▶ **STATED PROBLEM 1**
In the Texas history passage, which two teams played in the Rose Bowl on New Year's Day, 1936?
▶ **STATED PROBLEM 2**
Condense the paragraph of the Texas history passage that begins "Wagons and buggies still outnumbered" into two shorter sentences that keep its main facts.
▶ **STATED PROBLEM 3**
Pick up the Texas history passage after its final sentence and carry on from there.

Wagons and buggies still outnumbered Model
Ts in rural Texas. Especially in the case of revivals, more people showed up in
wagons than automobiles. Convenience had a lot to do with it. Parents spread pallets
in the wagon beds, giving their kids a place to sleep as the sermons went on and
on.
“One night,” Thomas later wrote, “to the surprise of two families,
when they arrived home they had the wrong children. Some grown boys in the community
had mischievously switched children.”
To their credit, the good-humored
offenders took care not to awaken the children during the swap. Parents took care
of each others’ children until an exchange could be made the next day. |
In
1935, whether the Legislature should impose a sales tax loomed as one of the biggest
political issues in Depression-strapped Texas. Gov. James Allred stood adamantly
opposed to the notion.
Near the end of the year, he and his family traveled
by train to California for the annual Rose Bowl classic. Southern Methodist University
would be playing Stanford on New Year’s Day, 1936.
Right after SMU’s disappointing
7-0 loss to Stanford, a Western Union messenger approached Allred and handed him
a telegram. The governor ripped it open and read horrifying words: In his absence,
acting Gov. W. B. Cottle, a senator in favor of a sales tax, had called a special
session for Jan. 2 to consider such a tax.
“I rushed from the stadium,
jumped in a car and headed for my hotel, escorted by police,” Allred later recalled.

▶ **DATA ENTRIES**
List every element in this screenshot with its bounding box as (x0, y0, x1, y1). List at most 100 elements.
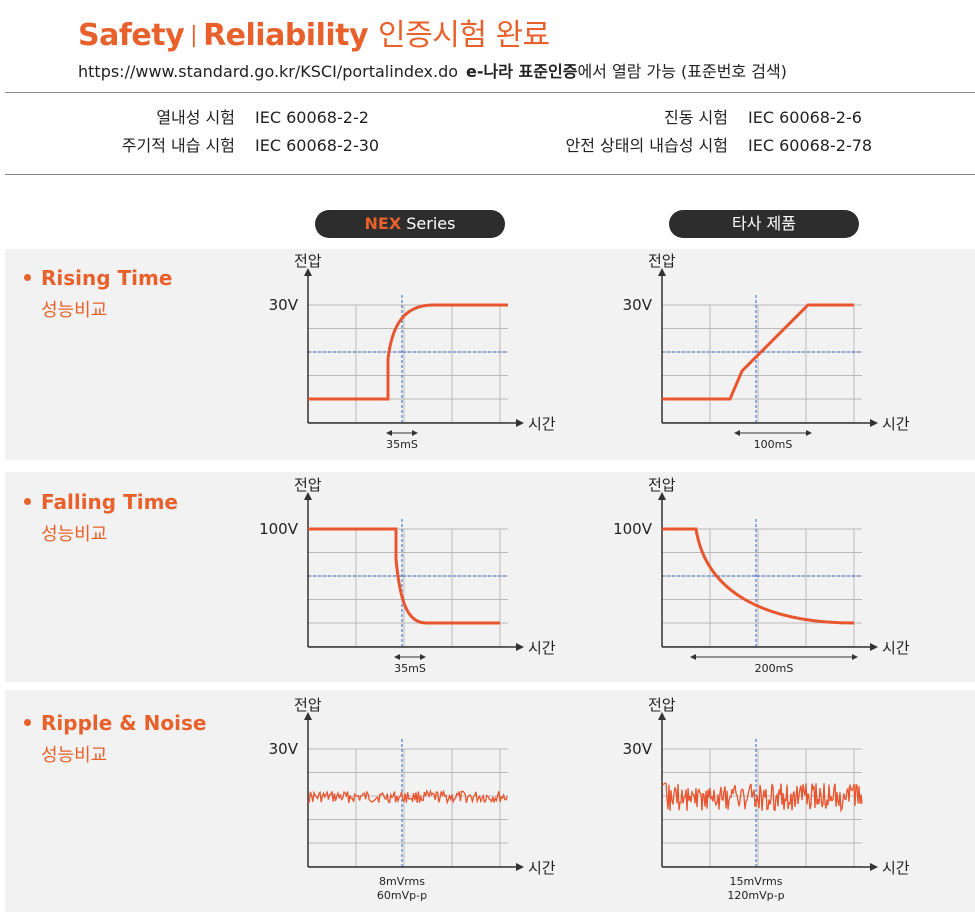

--

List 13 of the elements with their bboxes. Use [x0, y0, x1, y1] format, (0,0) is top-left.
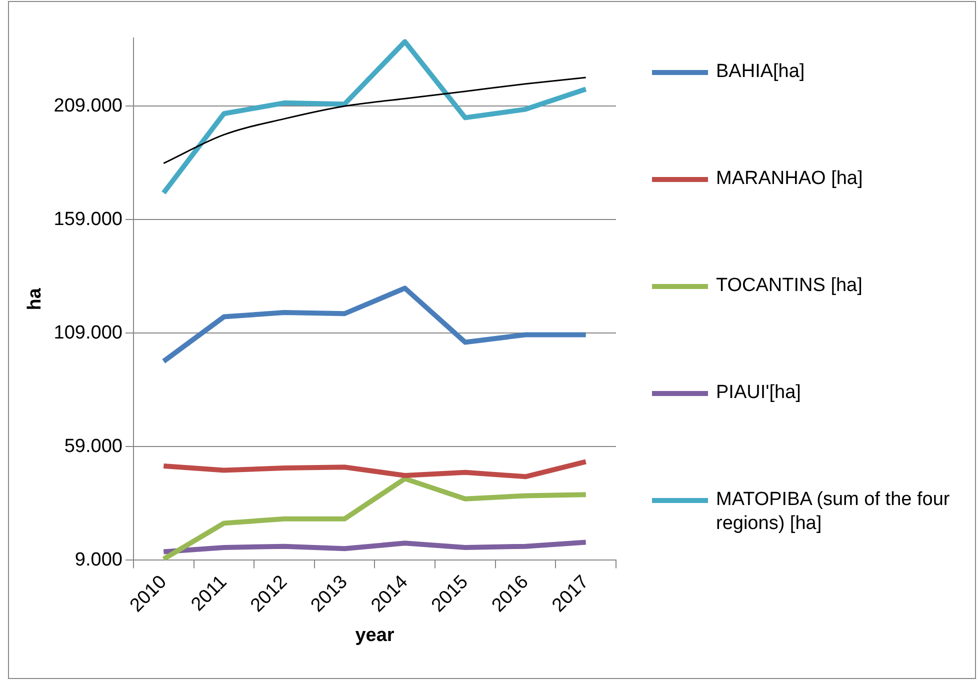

▶ **TASK RESPONSE 1**
Southern Methodist University and Stanford.

▶ **TASK RESPONSE 2**
In rural Texas, wagons and buggies were still more common than Model Ts, and more people came to revivals by wagon than by car. Wagons were convenient because parents could spread pallets in the beds so their children could sleep through the long sermons.

▶ **TASK RESPONSE 3**
When the governor’s motorcade stalled in post-game traffic, a police motorcycle
officer offered to give Allred a ride on the back of his two-wheeler. Allred hopped
on. They weaved in and out of traffic, but the officer, a Los Angeles cop unfamiliar
with Pasadena, got lost and somehow ended up right back at the stadium.
Finally,
in panic and frustration, the governor ran-walked to his hotel. Immediately he
got a plane reservation for an emergency flight back to Texas
and started packing his bag. Hoping to learn more details of the plot before he
left for the airport, Allred tracked down a trusted friend in the capitol press
corps. The laughing reporter told the governor the telegram was just a joke –
no special session had been called.
Allred cancelled his plane reservation,
unpacked and proceeded with his schedule, which included a star-studded Hollywood
dinner. When he finally got back to Austin
a few days later, Allred discovered the perpetrator of the gag had been the Secretary
of the Senate, Bob Barker. The story made page one of the Austin
newspaper, but how the governor got back at Barker was not reported.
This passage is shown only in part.